Read the entries below and pull out each line with the string "values".

### DATA SUPPLIED ###

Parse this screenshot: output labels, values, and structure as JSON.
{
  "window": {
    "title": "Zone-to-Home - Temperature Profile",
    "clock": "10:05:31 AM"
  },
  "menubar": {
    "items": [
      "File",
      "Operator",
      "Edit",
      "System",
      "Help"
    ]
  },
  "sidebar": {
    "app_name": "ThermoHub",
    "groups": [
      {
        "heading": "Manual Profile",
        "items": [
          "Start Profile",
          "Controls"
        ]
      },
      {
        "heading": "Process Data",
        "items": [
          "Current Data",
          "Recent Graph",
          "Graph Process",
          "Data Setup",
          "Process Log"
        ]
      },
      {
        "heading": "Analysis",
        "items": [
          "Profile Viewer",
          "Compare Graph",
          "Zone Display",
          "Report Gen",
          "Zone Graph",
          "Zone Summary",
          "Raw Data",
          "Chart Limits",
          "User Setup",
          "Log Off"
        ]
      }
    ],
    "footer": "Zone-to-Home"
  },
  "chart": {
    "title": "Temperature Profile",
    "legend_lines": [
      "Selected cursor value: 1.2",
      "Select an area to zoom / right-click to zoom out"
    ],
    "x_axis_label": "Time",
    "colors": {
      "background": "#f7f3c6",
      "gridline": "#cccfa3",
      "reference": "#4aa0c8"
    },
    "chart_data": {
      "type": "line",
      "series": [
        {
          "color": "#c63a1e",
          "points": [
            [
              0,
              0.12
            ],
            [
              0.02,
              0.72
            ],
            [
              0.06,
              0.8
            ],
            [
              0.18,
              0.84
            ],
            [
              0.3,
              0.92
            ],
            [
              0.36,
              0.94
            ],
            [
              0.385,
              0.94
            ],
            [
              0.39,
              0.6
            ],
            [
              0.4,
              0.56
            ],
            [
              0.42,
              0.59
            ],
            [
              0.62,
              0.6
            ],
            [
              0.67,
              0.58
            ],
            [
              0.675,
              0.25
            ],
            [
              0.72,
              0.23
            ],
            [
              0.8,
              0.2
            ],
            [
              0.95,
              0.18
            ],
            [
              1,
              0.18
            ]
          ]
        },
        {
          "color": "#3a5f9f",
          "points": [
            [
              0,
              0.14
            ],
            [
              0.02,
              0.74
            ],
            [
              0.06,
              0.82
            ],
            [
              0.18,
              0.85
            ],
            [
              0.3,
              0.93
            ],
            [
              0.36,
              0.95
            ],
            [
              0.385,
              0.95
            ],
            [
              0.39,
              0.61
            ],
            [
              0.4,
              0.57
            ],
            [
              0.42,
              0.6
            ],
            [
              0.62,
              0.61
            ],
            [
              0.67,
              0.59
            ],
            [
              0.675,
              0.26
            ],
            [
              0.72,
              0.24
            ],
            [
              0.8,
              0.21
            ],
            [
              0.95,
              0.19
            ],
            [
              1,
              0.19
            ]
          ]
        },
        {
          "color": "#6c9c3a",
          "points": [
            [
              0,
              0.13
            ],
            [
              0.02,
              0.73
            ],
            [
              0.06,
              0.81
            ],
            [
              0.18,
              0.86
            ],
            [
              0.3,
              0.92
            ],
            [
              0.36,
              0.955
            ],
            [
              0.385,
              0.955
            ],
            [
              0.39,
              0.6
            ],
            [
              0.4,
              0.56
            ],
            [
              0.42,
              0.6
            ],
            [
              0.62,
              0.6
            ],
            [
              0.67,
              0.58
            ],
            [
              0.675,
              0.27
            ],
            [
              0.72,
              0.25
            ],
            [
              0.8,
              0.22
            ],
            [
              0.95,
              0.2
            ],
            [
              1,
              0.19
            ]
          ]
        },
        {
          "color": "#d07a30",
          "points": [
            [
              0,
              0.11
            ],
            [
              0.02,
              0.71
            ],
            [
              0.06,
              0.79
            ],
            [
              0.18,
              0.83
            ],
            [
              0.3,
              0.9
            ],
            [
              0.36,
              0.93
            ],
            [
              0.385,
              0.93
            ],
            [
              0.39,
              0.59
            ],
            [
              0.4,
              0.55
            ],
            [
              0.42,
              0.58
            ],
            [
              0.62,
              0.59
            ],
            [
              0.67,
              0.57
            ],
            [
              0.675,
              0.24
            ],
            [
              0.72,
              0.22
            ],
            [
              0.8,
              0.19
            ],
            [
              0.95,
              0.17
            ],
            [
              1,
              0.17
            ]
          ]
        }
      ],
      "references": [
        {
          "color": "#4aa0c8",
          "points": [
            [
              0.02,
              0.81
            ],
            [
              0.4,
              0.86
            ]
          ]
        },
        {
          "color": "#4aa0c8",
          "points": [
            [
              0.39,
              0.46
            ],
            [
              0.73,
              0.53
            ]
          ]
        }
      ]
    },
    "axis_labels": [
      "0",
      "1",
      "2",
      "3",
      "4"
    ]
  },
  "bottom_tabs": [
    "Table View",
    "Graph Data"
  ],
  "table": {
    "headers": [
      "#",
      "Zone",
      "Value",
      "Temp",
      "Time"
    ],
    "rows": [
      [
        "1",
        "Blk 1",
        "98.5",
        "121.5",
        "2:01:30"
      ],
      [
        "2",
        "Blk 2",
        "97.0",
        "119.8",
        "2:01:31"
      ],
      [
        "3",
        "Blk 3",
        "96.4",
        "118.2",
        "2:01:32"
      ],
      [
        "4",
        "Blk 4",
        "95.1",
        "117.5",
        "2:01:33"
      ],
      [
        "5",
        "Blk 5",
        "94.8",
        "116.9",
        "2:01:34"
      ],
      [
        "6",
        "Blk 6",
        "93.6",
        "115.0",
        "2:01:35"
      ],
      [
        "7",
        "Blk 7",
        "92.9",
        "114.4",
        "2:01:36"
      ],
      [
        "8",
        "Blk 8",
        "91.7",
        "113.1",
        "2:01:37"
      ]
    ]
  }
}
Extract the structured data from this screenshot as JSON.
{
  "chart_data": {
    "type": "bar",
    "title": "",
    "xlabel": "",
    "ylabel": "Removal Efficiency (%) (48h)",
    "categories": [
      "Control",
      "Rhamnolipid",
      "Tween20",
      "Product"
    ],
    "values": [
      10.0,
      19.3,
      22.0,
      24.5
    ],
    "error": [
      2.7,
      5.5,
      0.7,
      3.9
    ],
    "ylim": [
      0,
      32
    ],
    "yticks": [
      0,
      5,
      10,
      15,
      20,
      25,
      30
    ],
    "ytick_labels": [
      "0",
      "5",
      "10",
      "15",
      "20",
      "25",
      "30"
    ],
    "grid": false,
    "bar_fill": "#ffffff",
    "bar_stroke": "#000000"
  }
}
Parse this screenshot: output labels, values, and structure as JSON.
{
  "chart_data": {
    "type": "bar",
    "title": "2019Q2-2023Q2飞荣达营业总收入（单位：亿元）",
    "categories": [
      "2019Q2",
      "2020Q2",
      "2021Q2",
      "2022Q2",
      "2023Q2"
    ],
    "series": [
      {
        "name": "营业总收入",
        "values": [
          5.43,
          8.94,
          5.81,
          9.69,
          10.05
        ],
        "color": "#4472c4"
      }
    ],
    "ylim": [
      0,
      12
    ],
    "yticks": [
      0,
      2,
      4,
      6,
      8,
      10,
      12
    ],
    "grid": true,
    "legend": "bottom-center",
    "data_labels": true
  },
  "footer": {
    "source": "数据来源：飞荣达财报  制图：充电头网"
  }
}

###

[RIGHT ANSWER]
Parse this screenshot: output labels, values, and structure as JSON.
    "values": [
Parse this screenshot: output labels, values, and structure as JSON.
        "values": [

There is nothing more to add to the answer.